* [TRECHO DA PÁGINA]:
====

Polícia Civil isenta filho do síndico de envolvimento em crime contra corretora
A Polícia Civil de Goiás descartou formalmente a participação de Maicon Douglas de Oliveira, filho do síndico, no assassinato da corretora Daiane Alves Souza, de 43 anos. A informação foi confirmada pelo delegado João Paulo durante coletiva de imprensa realizada nesta quinta-feira (19), reforçada por um novo vídeo divulgado pela investigação.
Novo vídeo e prisões
As imagens mostram o momento em que Cléber Rosa de Oliveira, de 49 anos, síndico do condomínio, é reconhecido pela vítima pouco antes do ataque fatal no subsolo do prédio. Maicon, que havia sido preso sob suspeita de ocultação de provas, terá sua liberdade restaurada, conforme decisão policial.
Em nota oficial, a defesa de Maicon destacou:
- Comprovação da não participação no crime
- Ausência do acusado em Caldas Novas na data dos fatos
- Expectativa de arquivamento das suspeitas
Cronologia do caso
Daiane desapareceu em Caldas Novas no dia 17 de dezembro de 2025. Seu corpo foi localizado apenas em 28 de janeiro, após a prisão e confissão de Cléber. A defesa do síndico informou que ainda não teve acesso a todos os documentos da investigação, especialmente ao relatório final, reservando-se o direito de manifestação posterior.
Esclarecimentos da autoridade
O delegado João Paulo explicou que Cléber havia relatado o fato ao filho sem detalhar circunstâncias, situação que, por envolver relação familiar, não configura crime. Sobre a suposta obstrução, o celular do síndico – que se acreditava ocultado por Maicon – foi encontrado durante busca policial.

====

* [DADOS DISPONÍVEIS]:

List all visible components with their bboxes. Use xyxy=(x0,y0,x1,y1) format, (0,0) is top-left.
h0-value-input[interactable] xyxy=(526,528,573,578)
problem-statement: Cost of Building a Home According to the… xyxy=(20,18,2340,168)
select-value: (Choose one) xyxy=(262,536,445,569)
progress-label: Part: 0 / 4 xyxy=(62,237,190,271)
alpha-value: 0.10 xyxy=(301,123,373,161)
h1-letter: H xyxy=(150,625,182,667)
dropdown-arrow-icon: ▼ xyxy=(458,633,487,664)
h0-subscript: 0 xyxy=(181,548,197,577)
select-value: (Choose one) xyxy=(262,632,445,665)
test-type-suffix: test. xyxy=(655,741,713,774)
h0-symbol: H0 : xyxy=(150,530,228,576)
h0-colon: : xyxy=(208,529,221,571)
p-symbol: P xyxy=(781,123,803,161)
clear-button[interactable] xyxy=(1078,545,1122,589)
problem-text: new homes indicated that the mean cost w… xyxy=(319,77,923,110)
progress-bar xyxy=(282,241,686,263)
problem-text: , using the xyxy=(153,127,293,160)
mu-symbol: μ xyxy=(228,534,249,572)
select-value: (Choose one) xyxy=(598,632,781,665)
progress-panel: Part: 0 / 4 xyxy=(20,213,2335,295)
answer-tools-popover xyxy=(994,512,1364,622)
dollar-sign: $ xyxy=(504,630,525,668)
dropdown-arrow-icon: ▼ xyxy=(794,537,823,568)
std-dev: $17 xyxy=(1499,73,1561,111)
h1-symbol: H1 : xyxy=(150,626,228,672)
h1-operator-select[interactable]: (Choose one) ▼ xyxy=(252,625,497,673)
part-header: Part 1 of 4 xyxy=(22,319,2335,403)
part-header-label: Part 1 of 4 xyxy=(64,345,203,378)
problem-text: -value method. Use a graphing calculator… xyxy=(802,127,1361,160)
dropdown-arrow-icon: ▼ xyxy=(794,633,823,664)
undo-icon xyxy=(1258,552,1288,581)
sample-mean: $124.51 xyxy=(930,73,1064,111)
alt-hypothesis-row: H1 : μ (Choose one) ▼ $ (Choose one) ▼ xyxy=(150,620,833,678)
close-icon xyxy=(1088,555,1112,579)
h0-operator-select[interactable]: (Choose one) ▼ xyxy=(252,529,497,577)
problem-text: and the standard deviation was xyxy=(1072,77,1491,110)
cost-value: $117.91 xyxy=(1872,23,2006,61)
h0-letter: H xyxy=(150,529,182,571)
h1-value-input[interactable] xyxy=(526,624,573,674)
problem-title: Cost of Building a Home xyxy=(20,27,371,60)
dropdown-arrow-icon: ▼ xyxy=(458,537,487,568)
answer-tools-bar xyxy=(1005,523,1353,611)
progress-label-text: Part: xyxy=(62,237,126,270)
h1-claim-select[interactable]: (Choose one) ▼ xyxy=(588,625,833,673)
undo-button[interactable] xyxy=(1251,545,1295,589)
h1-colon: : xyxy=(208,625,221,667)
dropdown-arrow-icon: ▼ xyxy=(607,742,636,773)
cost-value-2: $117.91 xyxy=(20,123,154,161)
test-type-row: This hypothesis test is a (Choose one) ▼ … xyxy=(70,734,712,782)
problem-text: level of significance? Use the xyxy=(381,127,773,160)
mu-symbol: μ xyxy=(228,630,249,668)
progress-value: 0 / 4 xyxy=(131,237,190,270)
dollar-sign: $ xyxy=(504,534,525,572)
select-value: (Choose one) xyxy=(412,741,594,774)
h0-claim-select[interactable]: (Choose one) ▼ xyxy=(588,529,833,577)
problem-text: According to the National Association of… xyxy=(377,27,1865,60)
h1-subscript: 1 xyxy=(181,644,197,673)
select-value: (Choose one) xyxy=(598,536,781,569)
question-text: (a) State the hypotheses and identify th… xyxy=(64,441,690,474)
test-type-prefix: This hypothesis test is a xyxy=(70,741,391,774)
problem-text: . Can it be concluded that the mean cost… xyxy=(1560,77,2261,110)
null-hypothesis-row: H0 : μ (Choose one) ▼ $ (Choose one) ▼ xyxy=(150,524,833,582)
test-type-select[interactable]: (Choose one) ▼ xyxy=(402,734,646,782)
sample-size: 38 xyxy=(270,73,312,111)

====

* [LISTA DE TAREFAS]:
1. Reproduza da notícia sobre o caso da corretora tudo o que vai de "Esclarecimentos da autoridade" até "durante busca policial.".
2. Prossiga a notícia sobre o caso da corretora a partir do ponto em que ela termina.

* [RESULTADOS DO EXERCÍCIO]:
1.
Esclarecimentos da autoridade
O delegado João Paulo explicou que Cléber havia relatado o fato ao filho sem detalhar circunstâncias, situação que, por envolver relação familiar, não configura crime. Sobre a suposta obstrução, o celular do síndico – que se acreditava ocultado por Maicon – foi encontrado durante busca policial.

2.
"Acreditávamos que ele estivesse ocultando provas, que seria a destruição do celular. Mas, quando no cumprimento do mandado de busca e apreensão nós localizamos esse celular, esclarecemos que ele queria manter acesso às contas do condomínio", afirmou o delegado.
Investigção aprofundada
O delegado André Luiz, responsável pelas investigações, revelou que a Polícia Civil analisou minuciosamente a possível participação de outras pessoas, concluindo que Cléber era o único com "motivos, meios e o modo para praticar o crime".
"Toda a dinâmica que a gente até chegou a demonstrar naquela primeira coletiva, de como ele, tendo o conhecimento de toda a estrutura do prédio, do ponto cego do sistema de videomonitoramento para emboscá-la e depois a matá-la. O fato de ter desligado o padrão de energia fazendo Daiane descer. Tudo isso demonstrou que ele era a única pessoa que podia praticar esse crime", detalhou André.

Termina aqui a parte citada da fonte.